> [Given request 1]
Reproduce a passage from the lightning protection account, beginning at the words "Full records were" and stopping after the words "of the line.".
> [Given request 2]
Answer these questions using the lightning protection account:
(a) In what month and year was the transmission system started up?
(b) How many storms occurred within reach of the line during the lightning season?
(c) How far from the pole was the second ground for each rod pole placed?
> [Given request 3]
Write the next part of the lightning protection account, picking up right after its final sentence.
** Start Text shown **
Ground connections were made as on grounded wire construction, but with two grounds for each rod pole, one at the base of the pole and the other 20 feet or more away to insure especially wet ground and to increase the discharge area.
For recording the phenomena, all station arresters were provided with tell-tale papers. To determine the character of disturbances, their extent, magnitude and effect on line and apparatus, ground connections of all protective devices were provided with gaps for the insertion of tell-tale papers. To study the stresses on the line insulation throughout its length and the behavior of the insulators, each insulator pin at every third pole was grounded through a separate ground wire and tell-tale box supplemented by choke-coils shunted with tell-tale gaps cut into the line wires at various points.
After a number of insulators on grounded pins had been damaged the pin grounds were removed from four sections of about one mile long each, separated by one-mile sections left grounded to prove whether the grounding was in any way responsible for insulator failures.
Full records were kept of the weather conditions, and particularly of storm data supplied by reports of the United States Weather Bureau and of local observers. Operating and special reports of interruptions to service and damage to system were obtained and the tell-tale papers collected after each storm. These papers were graphically analyzed and are treated of at length in Mr. Vaughan's paper.
The transmission system was started up in December, 1906, and lightning protection records were carried through the following summer. The lightning season opened late in March and lasted into October. Thirty-two storms occurred during this season within reach of the line.
** End Text shown **
** Start Supplied material **
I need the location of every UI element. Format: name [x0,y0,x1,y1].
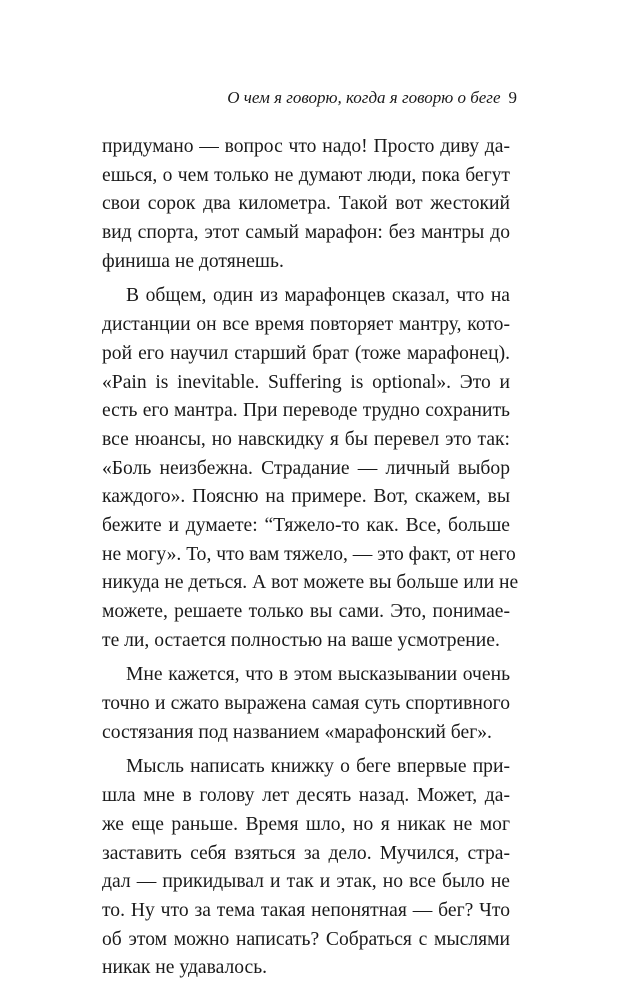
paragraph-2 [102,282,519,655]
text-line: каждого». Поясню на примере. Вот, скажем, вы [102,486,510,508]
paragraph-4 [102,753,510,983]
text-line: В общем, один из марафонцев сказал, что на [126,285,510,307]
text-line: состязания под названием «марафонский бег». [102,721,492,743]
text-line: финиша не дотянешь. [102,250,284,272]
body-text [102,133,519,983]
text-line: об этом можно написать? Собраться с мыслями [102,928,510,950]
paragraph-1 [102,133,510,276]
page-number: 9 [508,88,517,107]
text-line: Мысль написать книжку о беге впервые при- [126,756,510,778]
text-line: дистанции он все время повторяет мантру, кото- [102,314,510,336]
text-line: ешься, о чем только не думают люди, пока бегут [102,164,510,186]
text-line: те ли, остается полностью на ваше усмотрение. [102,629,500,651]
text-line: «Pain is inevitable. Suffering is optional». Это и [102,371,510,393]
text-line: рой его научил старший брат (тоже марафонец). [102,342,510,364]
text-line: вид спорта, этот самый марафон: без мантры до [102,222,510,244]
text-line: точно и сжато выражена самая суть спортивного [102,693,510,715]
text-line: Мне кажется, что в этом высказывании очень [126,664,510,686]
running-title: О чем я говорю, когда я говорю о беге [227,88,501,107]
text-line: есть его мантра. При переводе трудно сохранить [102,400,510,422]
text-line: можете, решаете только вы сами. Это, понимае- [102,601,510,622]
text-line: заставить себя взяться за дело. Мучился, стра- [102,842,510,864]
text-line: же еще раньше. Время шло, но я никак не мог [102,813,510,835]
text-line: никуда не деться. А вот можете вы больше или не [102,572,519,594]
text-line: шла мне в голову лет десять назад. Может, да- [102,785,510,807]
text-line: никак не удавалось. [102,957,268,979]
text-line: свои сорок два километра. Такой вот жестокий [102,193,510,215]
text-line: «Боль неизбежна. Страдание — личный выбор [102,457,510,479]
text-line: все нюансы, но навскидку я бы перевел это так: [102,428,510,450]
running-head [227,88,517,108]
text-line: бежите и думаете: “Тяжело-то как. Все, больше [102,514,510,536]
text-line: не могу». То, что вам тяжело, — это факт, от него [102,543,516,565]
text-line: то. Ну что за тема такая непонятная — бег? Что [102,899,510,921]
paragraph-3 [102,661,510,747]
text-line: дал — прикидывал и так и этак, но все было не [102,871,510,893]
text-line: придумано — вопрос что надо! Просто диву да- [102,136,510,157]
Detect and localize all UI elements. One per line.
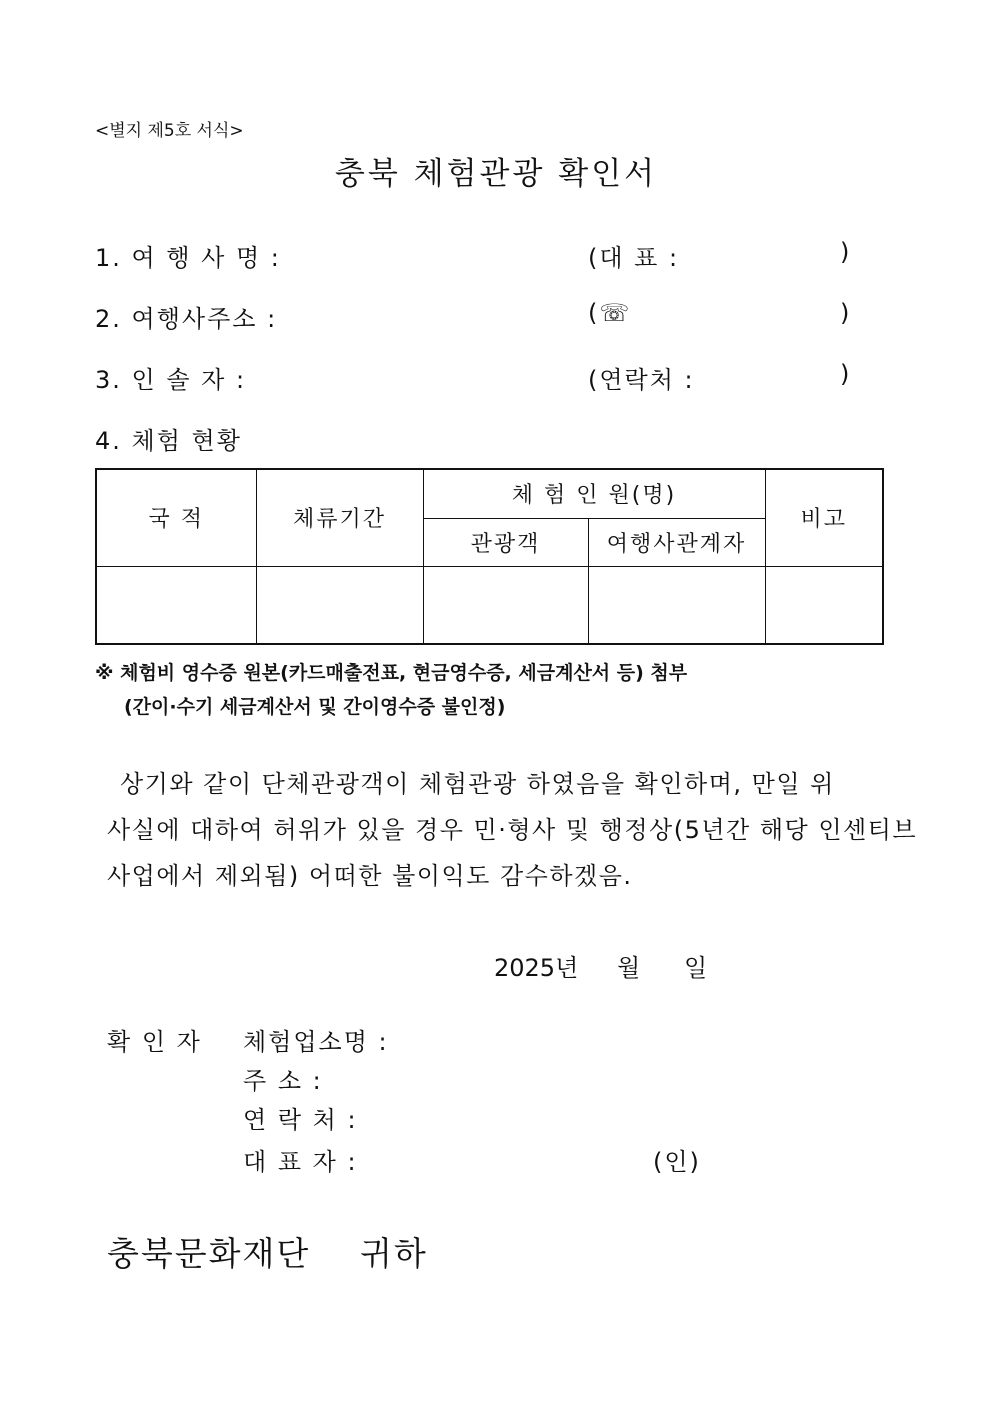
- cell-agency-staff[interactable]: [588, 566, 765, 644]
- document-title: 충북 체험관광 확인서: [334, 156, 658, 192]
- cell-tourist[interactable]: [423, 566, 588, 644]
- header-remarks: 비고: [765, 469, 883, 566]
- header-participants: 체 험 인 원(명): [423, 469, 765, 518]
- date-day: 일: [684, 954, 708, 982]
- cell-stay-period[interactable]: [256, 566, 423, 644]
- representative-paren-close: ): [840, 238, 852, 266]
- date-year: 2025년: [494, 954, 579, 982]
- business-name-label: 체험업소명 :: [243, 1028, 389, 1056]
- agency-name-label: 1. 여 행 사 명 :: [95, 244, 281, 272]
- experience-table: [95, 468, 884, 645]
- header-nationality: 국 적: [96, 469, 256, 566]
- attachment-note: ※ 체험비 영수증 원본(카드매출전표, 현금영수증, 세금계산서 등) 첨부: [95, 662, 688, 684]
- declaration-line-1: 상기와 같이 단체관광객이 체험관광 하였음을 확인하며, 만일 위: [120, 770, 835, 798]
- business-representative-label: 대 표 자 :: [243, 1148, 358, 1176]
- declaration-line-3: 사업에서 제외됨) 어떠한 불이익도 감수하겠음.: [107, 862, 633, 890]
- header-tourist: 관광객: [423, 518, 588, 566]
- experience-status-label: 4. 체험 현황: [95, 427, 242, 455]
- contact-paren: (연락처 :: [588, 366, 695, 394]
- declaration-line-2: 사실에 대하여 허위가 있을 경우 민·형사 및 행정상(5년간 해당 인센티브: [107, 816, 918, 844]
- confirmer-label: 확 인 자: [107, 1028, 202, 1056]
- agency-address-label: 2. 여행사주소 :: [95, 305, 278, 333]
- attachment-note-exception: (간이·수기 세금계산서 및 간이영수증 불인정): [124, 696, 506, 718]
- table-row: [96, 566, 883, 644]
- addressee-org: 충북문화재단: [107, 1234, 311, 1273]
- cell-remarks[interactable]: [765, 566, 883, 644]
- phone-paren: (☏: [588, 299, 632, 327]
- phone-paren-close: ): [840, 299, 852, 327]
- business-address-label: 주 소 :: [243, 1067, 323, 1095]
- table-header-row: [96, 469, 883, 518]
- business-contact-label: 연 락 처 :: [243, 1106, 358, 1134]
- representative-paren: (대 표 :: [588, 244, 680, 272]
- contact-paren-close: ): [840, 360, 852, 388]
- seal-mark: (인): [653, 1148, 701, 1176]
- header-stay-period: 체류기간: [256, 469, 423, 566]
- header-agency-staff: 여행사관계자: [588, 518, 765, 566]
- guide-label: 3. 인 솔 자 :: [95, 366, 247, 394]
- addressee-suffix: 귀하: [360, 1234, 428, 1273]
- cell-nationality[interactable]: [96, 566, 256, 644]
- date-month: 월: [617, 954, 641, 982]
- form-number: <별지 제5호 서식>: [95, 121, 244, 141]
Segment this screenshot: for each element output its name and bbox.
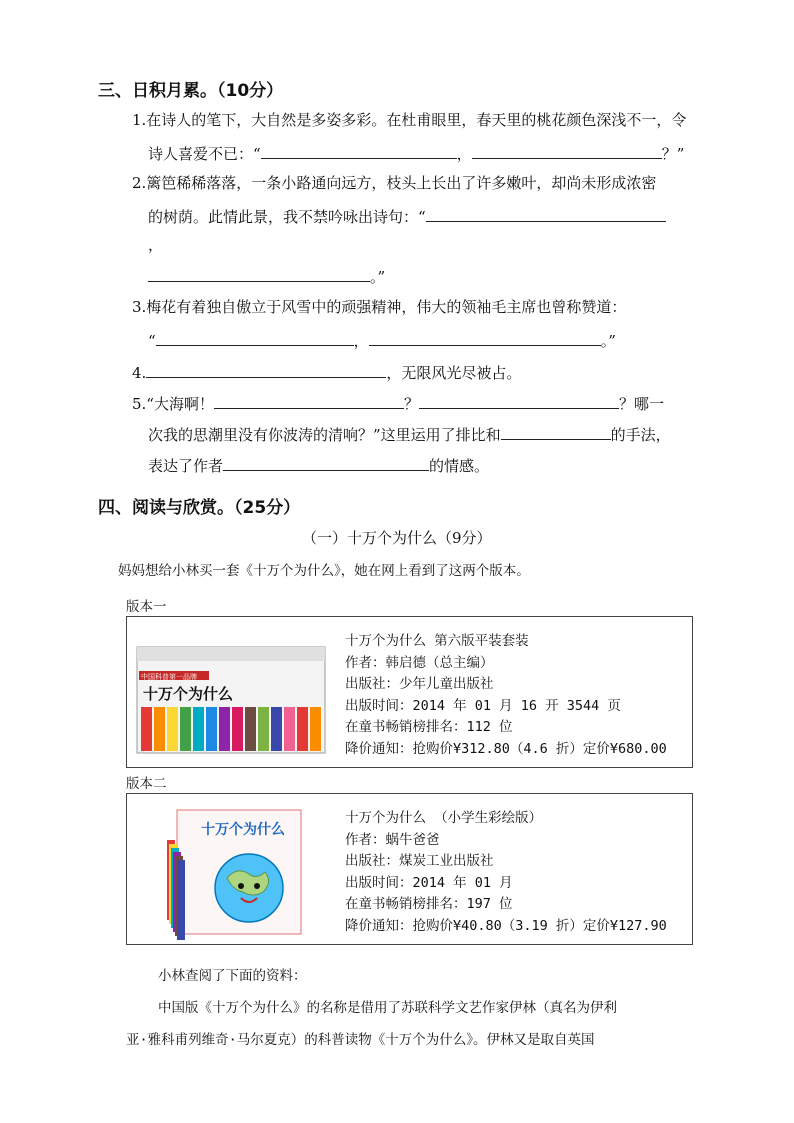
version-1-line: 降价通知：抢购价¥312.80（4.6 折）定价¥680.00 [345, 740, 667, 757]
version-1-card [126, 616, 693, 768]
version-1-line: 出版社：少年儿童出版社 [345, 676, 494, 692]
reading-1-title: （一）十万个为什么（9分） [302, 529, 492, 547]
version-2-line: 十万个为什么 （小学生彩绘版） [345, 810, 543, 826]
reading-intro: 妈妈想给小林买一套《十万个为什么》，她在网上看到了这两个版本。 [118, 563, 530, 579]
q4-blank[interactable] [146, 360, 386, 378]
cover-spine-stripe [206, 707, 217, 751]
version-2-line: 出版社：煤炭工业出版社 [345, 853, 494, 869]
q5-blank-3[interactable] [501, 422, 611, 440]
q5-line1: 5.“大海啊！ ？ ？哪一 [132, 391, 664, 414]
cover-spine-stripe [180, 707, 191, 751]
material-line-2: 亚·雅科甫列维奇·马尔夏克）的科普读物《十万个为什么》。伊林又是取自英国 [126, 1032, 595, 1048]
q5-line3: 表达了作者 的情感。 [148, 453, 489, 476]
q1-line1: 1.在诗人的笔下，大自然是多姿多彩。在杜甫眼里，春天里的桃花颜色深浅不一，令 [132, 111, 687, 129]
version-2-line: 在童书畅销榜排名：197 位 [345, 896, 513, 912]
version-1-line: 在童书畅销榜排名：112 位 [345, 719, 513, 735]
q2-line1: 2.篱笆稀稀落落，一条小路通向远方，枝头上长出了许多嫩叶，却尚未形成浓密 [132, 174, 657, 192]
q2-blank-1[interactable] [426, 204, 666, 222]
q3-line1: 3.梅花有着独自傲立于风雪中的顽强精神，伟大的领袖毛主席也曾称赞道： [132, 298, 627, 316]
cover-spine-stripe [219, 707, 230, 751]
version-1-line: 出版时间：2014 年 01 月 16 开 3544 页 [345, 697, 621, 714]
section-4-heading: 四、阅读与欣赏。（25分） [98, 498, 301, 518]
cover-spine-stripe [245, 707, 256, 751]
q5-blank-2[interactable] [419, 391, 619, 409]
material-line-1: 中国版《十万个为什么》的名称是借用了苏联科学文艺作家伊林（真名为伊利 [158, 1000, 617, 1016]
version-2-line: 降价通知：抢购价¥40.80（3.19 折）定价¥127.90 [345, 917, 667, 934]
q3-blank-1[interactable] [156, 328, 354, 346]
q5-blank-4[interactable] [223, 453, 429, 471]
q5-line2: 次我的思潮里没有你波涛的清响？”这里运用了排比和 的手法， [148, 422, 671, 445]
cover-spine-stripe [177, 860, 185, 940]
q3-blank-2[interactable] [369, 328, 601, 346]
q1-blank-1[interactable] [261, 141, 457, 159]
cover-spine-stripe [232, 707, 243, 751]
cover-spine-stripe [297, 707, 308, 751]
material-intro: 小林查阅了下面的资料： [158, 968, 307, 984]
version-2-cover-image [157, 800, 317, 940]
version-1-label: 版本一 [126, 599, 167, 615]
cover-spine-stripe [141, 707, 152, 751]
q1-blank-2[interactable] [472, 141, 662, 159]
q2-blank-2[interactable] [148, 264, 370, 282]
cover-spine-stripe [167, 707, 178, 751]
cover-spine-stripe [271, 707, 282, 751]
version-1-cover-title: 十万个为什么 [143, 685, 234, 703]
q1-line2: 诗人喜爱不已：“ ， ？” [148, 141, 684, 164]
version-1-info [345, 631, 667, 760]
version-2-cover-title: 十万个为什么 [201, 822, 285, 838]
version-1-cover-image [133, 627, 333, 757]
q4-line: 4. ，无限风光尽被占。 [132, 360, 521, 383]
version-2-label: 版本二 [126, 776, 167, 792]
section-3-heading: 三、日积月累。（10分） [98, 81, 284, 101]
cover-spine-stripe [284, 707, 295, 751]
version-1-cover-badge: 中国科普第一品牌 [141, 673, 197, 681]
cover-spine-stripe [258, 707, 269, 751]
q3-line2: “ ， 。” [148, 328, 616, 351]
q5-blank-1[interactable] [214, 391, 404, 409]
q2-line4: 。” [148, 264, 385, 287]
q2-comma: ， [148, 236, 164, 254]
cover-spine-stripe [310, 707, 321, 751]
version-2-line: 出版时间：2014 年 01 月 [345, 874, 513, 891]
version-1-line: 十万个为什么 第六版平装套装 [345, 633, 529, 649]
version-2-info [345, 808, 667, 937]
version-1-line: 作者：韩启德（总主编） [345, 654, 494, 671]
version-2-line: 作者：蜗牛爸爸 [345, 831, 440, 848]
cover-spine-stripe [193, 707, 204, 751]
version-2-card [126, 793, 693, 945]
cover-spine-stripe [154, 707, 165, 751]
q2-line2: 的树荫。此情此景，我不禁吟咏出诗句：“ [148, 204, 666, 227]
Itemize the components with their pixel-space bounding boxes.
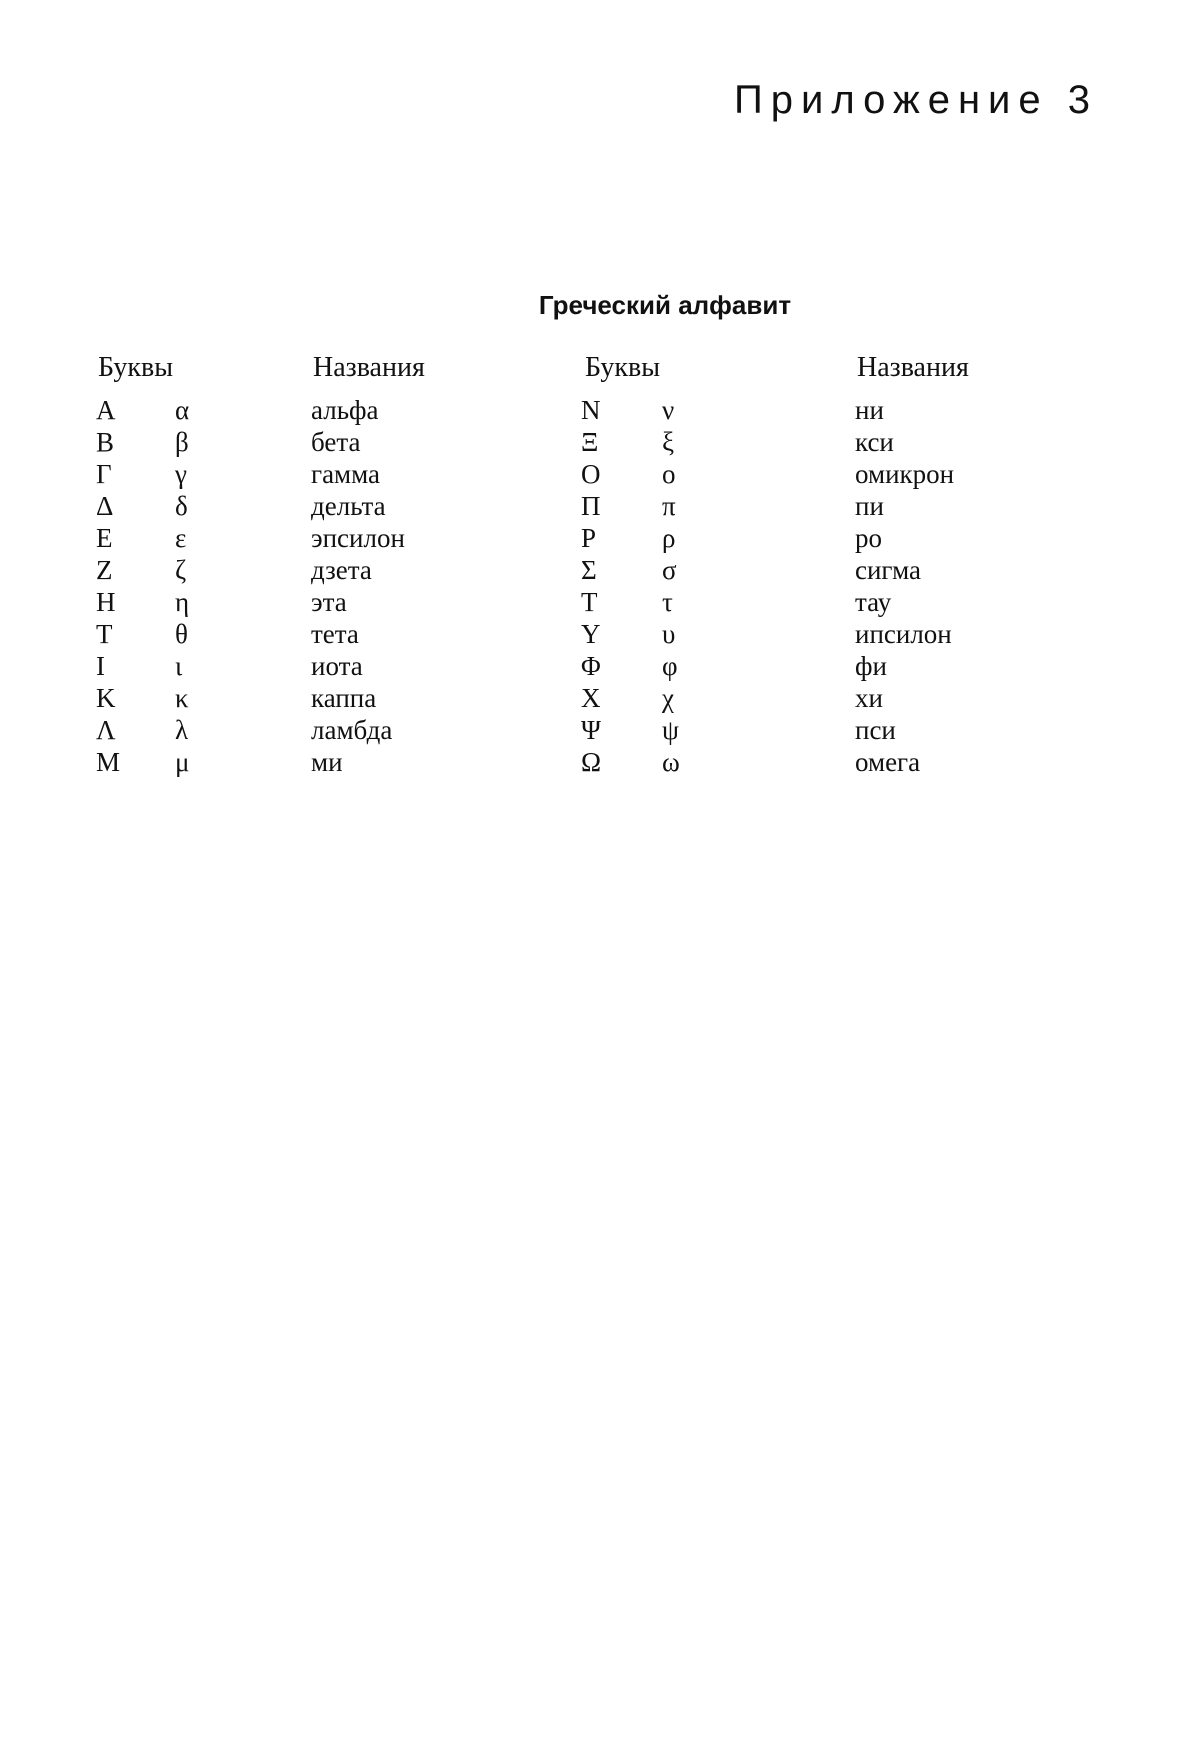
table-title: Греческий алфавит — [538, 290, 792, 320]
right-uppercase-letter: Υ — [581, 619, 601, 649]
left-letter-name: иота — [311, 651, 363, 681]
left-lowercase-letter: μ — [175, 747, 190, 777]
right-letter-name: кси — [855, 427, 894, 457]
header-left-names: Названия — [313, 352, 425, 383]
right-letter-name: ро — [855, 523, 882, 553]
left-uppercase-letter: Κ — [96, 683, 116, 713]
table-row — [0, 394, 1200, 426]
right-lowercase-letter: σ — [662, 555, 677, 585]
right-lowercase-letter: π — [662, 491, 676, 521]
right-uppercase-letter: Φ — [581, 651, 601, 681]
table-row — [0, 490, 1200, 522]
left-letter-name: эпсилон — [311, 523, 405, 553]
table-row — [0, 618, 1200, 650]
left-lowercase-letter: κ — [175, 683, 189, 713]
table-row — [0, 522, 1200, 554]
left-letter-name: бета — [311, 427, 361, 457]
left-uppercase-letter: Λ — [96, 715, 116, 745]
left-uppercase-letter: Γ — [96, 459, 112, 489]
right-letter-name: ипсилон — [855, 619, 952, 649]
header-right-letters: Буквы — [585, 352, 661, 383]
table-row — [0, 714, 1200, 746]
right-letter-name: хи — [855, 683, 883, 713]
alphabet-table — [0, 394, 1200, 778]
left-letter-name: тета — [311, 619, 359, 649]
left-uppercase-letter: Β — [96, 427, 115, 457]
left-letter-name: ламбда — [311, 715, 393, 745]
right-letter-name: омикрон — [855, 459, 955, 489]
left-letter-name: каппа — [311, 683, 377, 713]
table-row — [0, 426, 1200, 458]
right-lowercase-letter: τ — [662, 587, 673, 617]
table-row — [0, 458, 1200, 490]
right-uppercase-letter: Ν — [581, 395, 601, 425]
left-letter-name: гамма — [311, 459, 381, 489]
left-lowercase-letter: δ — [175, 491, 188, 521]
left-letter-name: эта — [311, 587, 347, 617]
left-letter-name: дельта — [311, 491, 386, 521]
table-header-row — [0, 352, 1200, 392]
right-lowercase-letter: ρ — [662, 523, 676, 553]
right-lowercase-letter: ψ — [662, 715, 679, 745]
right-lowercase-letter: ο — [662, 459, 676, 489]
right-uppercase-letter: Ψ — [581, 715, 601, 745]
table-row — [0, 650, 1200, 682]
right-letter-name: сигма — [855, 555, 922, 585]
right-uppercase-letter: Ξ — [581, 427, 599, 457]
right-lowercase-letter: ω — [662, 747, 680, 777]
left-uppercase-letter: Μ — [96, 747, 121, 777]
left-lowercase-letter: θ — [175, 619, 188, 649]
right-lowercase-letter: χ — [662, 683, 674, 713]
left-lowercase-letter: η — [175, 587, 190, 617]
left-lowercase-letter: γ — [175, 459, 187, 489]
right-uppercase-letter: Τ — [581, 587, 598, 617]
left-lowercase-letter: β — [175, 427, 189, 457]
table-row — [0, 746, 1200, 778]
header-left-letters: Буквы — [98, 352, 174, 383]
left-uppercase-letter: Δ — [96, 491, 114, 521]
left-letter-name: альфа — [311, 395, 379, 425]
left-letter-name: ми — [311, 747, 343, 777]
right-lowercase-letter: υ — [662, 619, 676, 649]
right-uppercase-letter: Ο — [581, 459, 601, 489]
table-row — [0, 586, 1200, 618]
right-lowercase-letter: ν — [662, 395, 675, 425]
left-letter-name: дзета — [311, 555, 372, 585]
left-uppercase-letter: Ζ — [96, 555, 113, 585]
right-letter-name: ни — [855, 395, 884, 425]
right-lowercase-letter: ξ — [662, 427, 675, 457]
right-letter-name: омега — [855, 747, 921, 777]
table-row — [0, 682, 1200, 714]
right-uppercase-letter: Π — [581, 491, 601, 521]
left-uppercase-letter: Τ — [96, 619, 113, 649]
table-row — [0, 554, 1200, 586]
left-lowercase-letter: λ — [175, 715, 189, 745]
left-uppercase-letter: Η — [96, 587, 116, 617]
** End Supplied material **
> [Final answer 1]
Full records were kept of the weather conditions, and particularly of storm data supplied by reports of the United States Weather Bureau and of local observers. Operating and special reports of interruptions to service and damage to system were obtained and the tell-tale papers collected after each storm. These papers were graphically analyzed and are treated of at length in Mr. Vaughan's paper.
The transmission system was started up in December, 1906, and lightning protection records were carried through the following summer. The lightning season opened late in March and lasted into October. Thirty-two storms occurred during this season within reach of the line.

> [Final answer 2]
(a) December, 1906
(b) Thirty-two
(c) 20 feet or more away

> [Final answer 3]
The records show that in 17 out of the 32 storms the service was interrupted and eight of these storms caused damage to insulators, while only one storm affected the station apparatus; this was due probably to a defect in a transformer bushing, but was not sufficient to interrupt the service. Of the 5,500 insulators on the line 43 were damaged. Of these only three were punctured, the rest being shattered. Over one-half the insulators damaged were located at the tops of the poles and about two-thirds were in more or less exposed heights. Thirty-five insulators on grounded pins were damaged and only seven on ungrounded pins. Under overhead grounded wires two insulators near the ends of the line suffered damage. Under lightning rods on the line poles three insulators were damaged, and under lightning rods on separate poles none. One pole was split and two were burned. One very violent storm did the largest damage, 10 insulators being shattered, a pole split and the line completely short-circuited.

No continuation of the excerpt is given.